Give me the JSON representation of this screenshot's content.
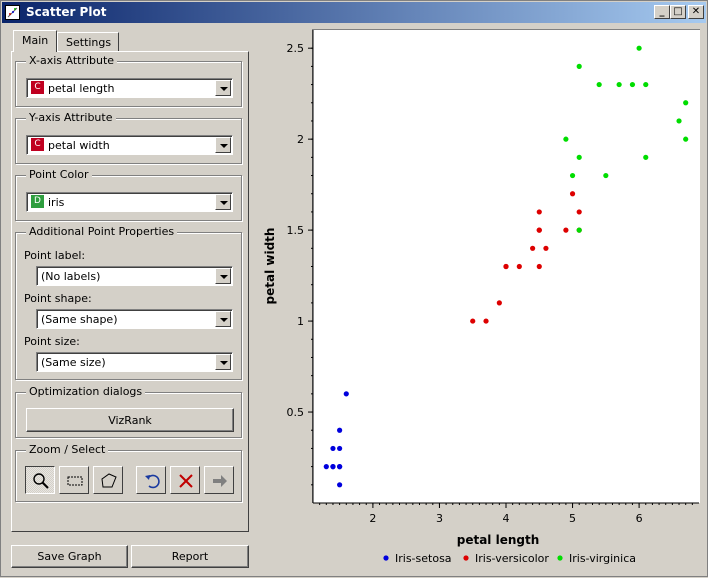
{
  "window": {
    "title": "Scatter Plot"
  },
  "tabs": [
    {
      "label": "Main",
      "active": true
    },
    {
      "label": "Settings",
      "active": false
    }
  ],
  "x_axis": {
    "group_title": "X-axis Attribute",
    "badge": "C",
    "badge_color": "#c00020",
    "value": "petal length"
  },
  "y_axis": {
    "group_title": "Y-axis Attribute",
    "badge": "C",
    "badge_color": "#c00020",
    "value": "petal width"
  },
  "point_color": {
    "group_title": "Point Color",
    "badge": "D",
    "badge_color": "#2e9e3e",
    "value": "iris"
  },
  "additional": {
    "group_title": "Additional Point Properties",
    "label_caption": "Point label:",
    "label_value": "(No labels)",
    "shape_caption": "Point shape:",
    "shape_value": "(Same shape)",
    "size_caption": "Point size:",
    "size_value": "(Same size)"
  },
  "optimization": {
    "group_title": "Optimization dialogs",
    "vizrank_label": "VizRank"
  },
  "zoom": {
    "group_title": "Zoom / Select",
    "tools": [
      "zoom-icon",
      "rectangle-select-icon",
      "polygon-select-icon",
      "undo-icon",
      "remove-selection-icon",
      "send-selection-icon"
    ]
  },
  "bottom": {
    "save_label": "Save Graph",
    "report_label": "Report"
  },
  "chart_data": {
    "type": "scatter",
    "xlabel": "petal length",
    "ylabel": "petal width",
    "xlim": [
      1.1,
      6.9
    ],
    "ylim": [
      0.0,
      2.6
    ],
    "xticks": [
      2,
      3,
      4,
      5,
      6
    ],
    "yticks": [
      0.5,
      1,
      1.5,
      2,
      2.5
    ],
    "xtick_labels": [
      "2",
      "3",
      "4",
      "5",
      "6"
    ],
    "ytick_labels": [
      "0.5",
      "1",
      "1.5",
      "2",
      "2.5"
    ],
    "grid": false,
    "legend_position": "bottom",
    "series": [
      {
        "name": "Iris-setosa",
        "color": "#0000dd",
        "points": [
          [
            1.3,
            0.2
          ],
          [
            1.4,
            0.2
          ],
          [
            1.5,
            0.2
          ],
          [
            1.6,
            0.6
          ],
          [
            1.5,
            0.4
          ],
          [
            1.4,
            0.3
          ],
          [
            1.5,
            0.1
          ],
          [
            1.5,
            0.2
          ],
          [
            1.4,
            0.2
          ],
          [
            1.5,
            0.3
          ]
        ]
      },
      {
        "name": "Iris-versicolor",
        "color": "#dd0000",
        "points": [
          [
            3.5,
            1.0
          ],
          [
            3.7,
            1.0
          ],
          [
            3.9,
            1.1
          ],
          [
            4.0,
            1.3
          ],
          [
            4.0,
            1.3
          ],
          [
            4.2,
            1.3
          ],
          [
            4.4,
            1.4
          ],
          [
            4.5,
            1.3
          ],
          [
            4.5,
            1.5
          ],
          [
            4.5,
            1.6
          ],
          [
            4.6,
            1.4
          ],
          [
            4.9,
            1.5
          ],
          [
            5.0,
            1.7
          ],
          [
            5.1,
            1.6
          ],
          [
            5.1,
            1.5
          ],
          [
            4.5,
            1.5
          ]
        ]
      },
      {
        "name": "Iris-virginica",
        "color": "#00dd00",
        "points": [
          [
            4.9,
            2.0
          ],
          [
            5.0,
            1.8
          ],
          [
            5.1,
            2.4
          ],
          [
            5.1,
            1.9
          ],
          [
            5.1,
            1.5
          ],
          [
            5.4,
            2.3
          ],
          [
            5.5,
            1.8
          ],
          [
            5.7,
            2.3
          ],
          [
            5.9,
            2.3
          ],
          [
            6.0,
            2.5
          ],
          [
            6.1,
            2.3
          ],
          [
            6.1,
            1.9
          ],
          [
            6.6,
            2.1
          ],
          [
            6.7,
            2.2
          ],
          [
            6.7,
            2.0
          ]
        ]
      }
    ]
  }
}
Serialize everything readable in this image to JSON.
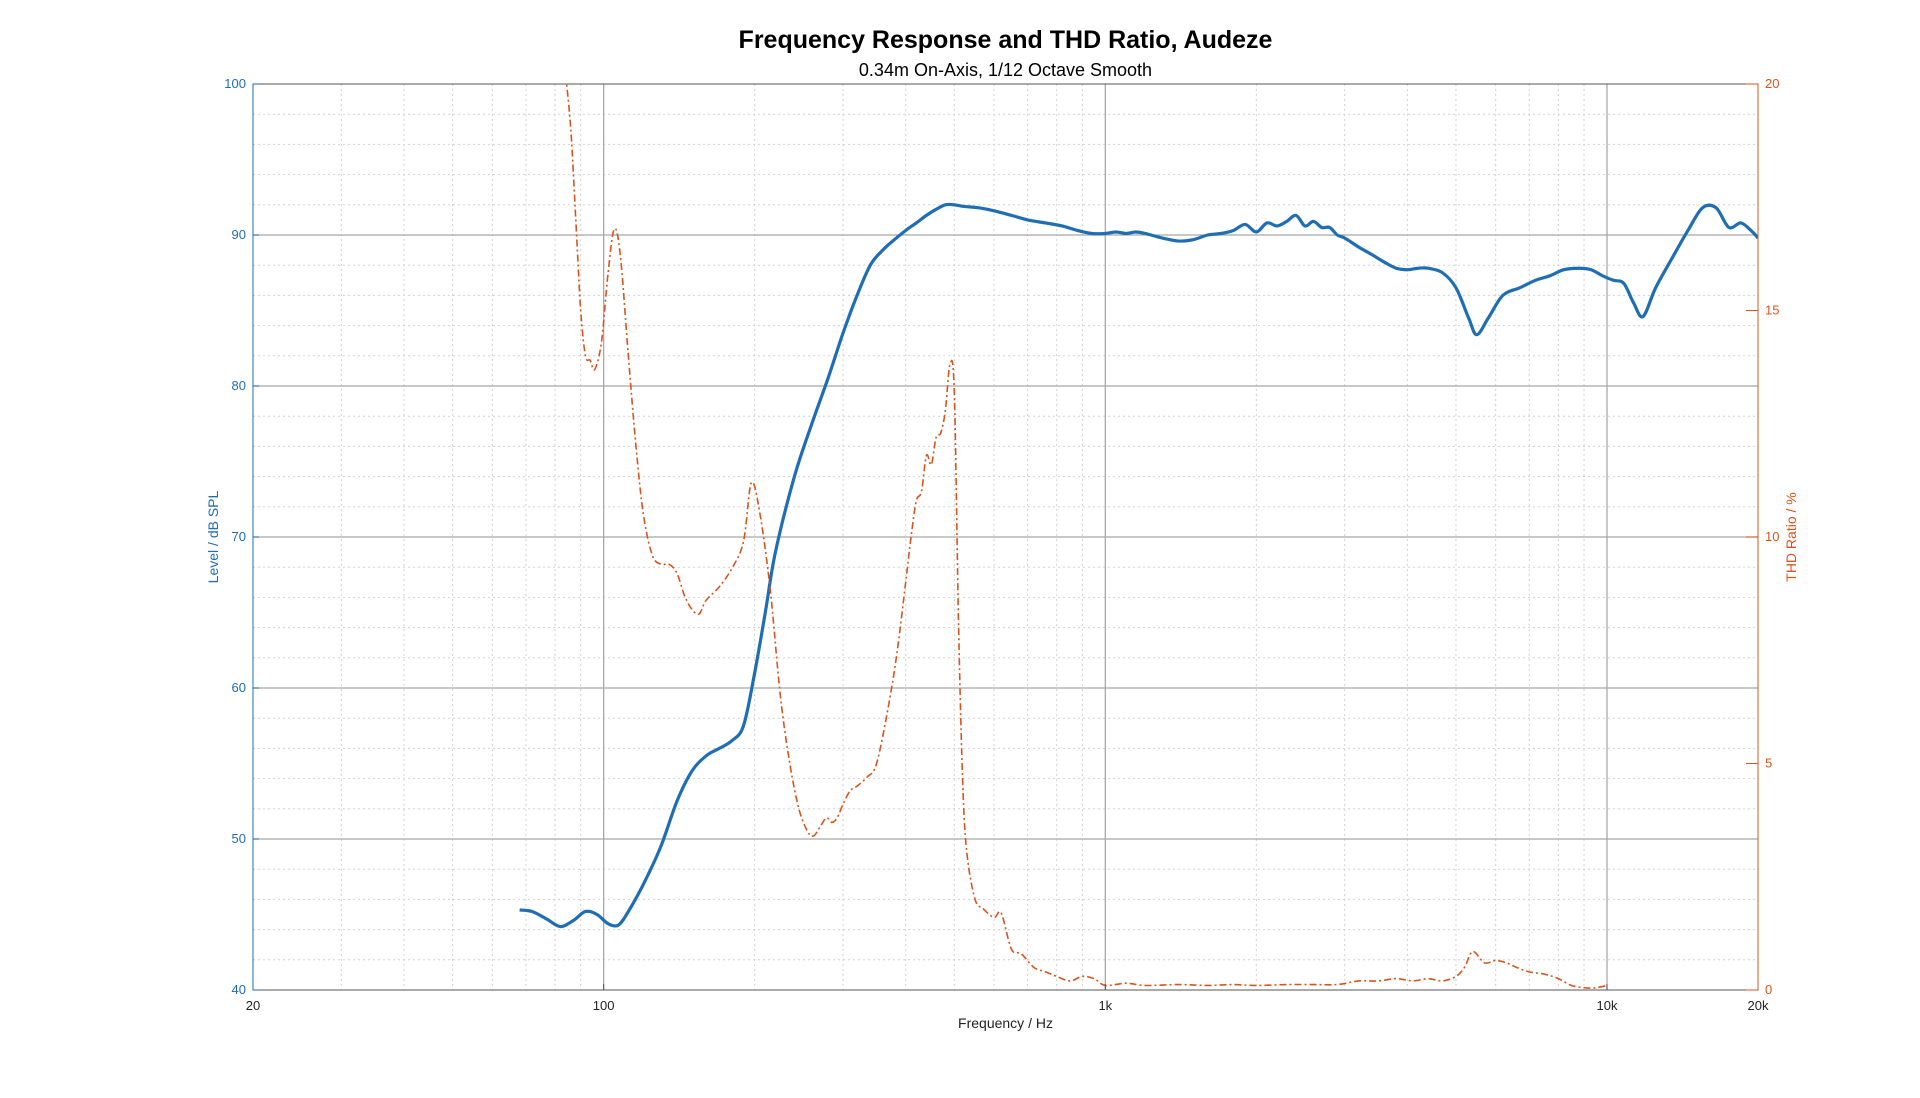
{
  "chart_data": {
    "type": "line",
    "title": "Frequency Response and THD Ratio, Audeze",
    "subtitle": "0.34m On-Axis, 1/12 Octave Smooth",
    "xlabel": "Frequency / Hz",
    "ylabel_left": "Level / dB SPL",
    "ylabel_right": "THD Ratio / %",
    "x_scale": "log",
    "xlim": [
      20,
      20000
    ],
    "ylim_left": [
      40,
      100
    ],
    "ylim_right": [
      0,
      20
    ],
    "x_ticks": [
      {
        "value": 20,
        "label": "20"
      },
      {
        "value": 100,
        "label": "100"
      },
      {
        "value": 1000,
        "label": "1k"
      },
      {
        "value": 10000,
        "label": "10k"
      },
      {
        "value": 20000,
        "label": "20k"
      }
    ],
    "y_ticks_left": [
      {
        "value": 40,
        "label": "40"
      },
      {
        "value": 50,
        "label": "50"
      },
      {
        "value": 60,
        "label": "60"
      },
      {
        "value": 70,
        "label": "70"
      },
      {
        "value": 80,
        "label": "80"
      },
      {
        "value": 90,
        "label": "90"
      },
      {
        "value": 100,
        "label": "100"
      }
    ],
    "y_ticks_right": [
      {
        "value": 0,
        "label": "0"
      },
      {
        "value": 5,
        "label": "5"
      },
      {
        "value": 10,
        "label": "10"
      },
      {
        "value": 15,
        "label": "15"
      },
      {
        "value": 20,
        "label": "20"
      }
    ],
    "grid": true,
    "colors": {
      "level": "#1f6db3",
      "thd": "#d9541c",
      "grid": "#d2d2d2",
      "grid_major": "#a8a8a8",
      "axis": "#555555"
    },
    "series": [
      {
        "axis": "left",
        "style": "solid",
        "x": [
          68,
          72,
          77,
          82,
          87,
          92,
          97,
          102,
          107,
          112,
          120,
          130,
          140,
          150,
          160,
          170,
          180,
          190,
          200,
          210,
          220,
          240,
          260,
          280,
          300,
          320,
          340,
          360,
          380,
          400,
          420,
          440,
          460,
          480,
          500,
          520,
          560,
          600,
          650,
          700,
          760,
          820,
          880,
          940,
          1000,
          1050,
          1100,
          1150,
          1200,
          1300,
          1400,
          1500,
          1600,
          1700,
          1800,
          1900,
          2000,
          2100,
          2200,
          2300,
          2400,
          2500,
          2600,
          2700,
          2800,
          2900,
          3000,
          3200,
          3400,
          3600,
          3800,
          4000,
          4200,
          4400,
          4700,
          5000,
          5300,
          5500,
          5800,
          6200,
          6700,
          7200,
          7700,
          8200,
          8800,
          9300,
          9800,
          10300,
          10800,
          11300,
          11800,
          12500,
          13500,
          14500,
          15500,
          16500,
          17500,
          18500,
          19500,
          20000
        ],
        "y": [
          45.3,
          45.2,
          44.7,
          44.2,
          44.6,
          45.2,
          45.0,
          44.4,
          44.3,
          45.2,
          47.0,
          49.5,
          52.5,
          54.5,
          55.5,
          56.0,
          56.5,
          57.5,
          61.0,
          65.0,
          69.0,
          74.0,
          77.5,
          80.5,
          83.5,
          86.0,
          88.0,
          89.0,
          89.7,
          90.3,
          90.8,
          91.3,
          91.7,
          92.0,
          92.0,
          91.9,
          91.8,
          91.6,
          91.3,
          91.0,
          90.8,
          90.6,
          90.3,
          90.1,
          90.1,
          90.2,
          90.1,
          90.2,
          90.1,
          89.8,
          89.6,
          89.7,
          90.0,
          90.1,
          90.3,
          90.7,
          90.2,
          90.8,
          90.6,
          90.9,
          91.3,
          90.6,
          90.9,
          90.5,
          90.5,
          90.0,
          89.8,
          89.2,
          88.7,
          88.2,
          87.8,
          87.7,
          87.8,
          87.8,
          87.5,
          86.5,
          84.5,
          83.4,
          84.5,
          86.0,
          86.5,
          87.0,
          87.3,
          87.7,
          87.8,
          87.7,
          87.3,
          87.0,
          86.8,
          85.5,
          84.6,
          86.5,
          88.5,
          90.3,
          91.8,
          91.8,
          90.5,
          90.8,
          90.2,
          89.8
        ]
      },
      {
        "axis": "right",
        "style": "dashdot",
        "x": [
          84,
          86,
          88,
          90,
          92,
          94,
          96,
          99,
          102,
          105,
          108,
          112,
          116,
          120,
          125,
          130,
          135,
          140,
          145,
          150,
          155,
          160,
          170,
          180,
          190,
          197,
          205,
          215,
          225,
          235,
          245,
          255,
          262,
          270,
          278,
          285,
          292,
          300,
          310,
          320,
          335,
          350,
          370,
          385,
          400,
          410,
          420,
          430,
          440,
          450,
          460,
          470,
          480,
          490,
          500,
          510,
          520,
          530,
          550,
          570,
          600,
          620,
          650,
          680,
          720,
          760,
          800,
          850,
          900,
          950,
          1000,
          1100,
          1200,
          1400,
          1600,
          1800,
          2000,
          2300,
          2600,
          2900,
          3200,
          3500,
          3800,
          4100,
          4400,
          4700,
          5000,
          5200,
          5400,
          5700,
          6000,
          6300,
          6600,
          7000,
          7500,
          8000,
          8500,
          9000,
          9500,
          10000
        ],
        "y": [
          20.2,
          19.0,
          17.0,
          15.0,
          14.0,
          13.9,
          13.7,
          14.3,
          15.8,
          16.8,
          16.2,
          14.0,
          12.0,
          10.5,
          9.6,
          9.4,
          9.4,
          9.2,
          8.7,
          8.4,
          8.3,
          8.6,
          8.9,
          9.3,
          9.9,
          11.2,
          10.5,
          8.8,
          6.5,
          5.0,
          4.0,
          3.5,
          3.4,
          3.6,
          3.8,
          3.7,
          3.8,
          4.1,
          4.4,
          4.5,
          4.7,
          5.0,
          6.3,
          7.5,
          9.0,
          10.0,
          10.8,
          11.0,
          11.8,
          11.6,
          12.2,
          12.3,
          12.8,
          13.8,
          13.2,
          8.0,
          4.5,
          3.0,
          2.0,
          1.8,
          1.6,
          1.7,
          0.9,
          0.8,
          0.5,
          0.4,
          0.3,
          0.2,
          0.3,
          0.25,
          0.1,
          0.15,
          0.1,
          0.12,
          0.1,
          0.12,
          0.1,
          0.12,
          0.12,
          0.12,
          0.2,
          0.2,
          0.25,
          0.2,
          0.25,
          0.2,
          0.3,
          0.5,
          0.85,
          0.6,
          0.65,
          0.6,
          0.5,
          0.4,
          0.35,
          0.25,
          0.1,
          0.05,
          0.05,
          0.1
        ]
      }
    ]
  }
}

**Requirement:**
Each line that has the word "shape" counts once. How many such lines are in the data? Give the number alone.

**Exercise output:**
2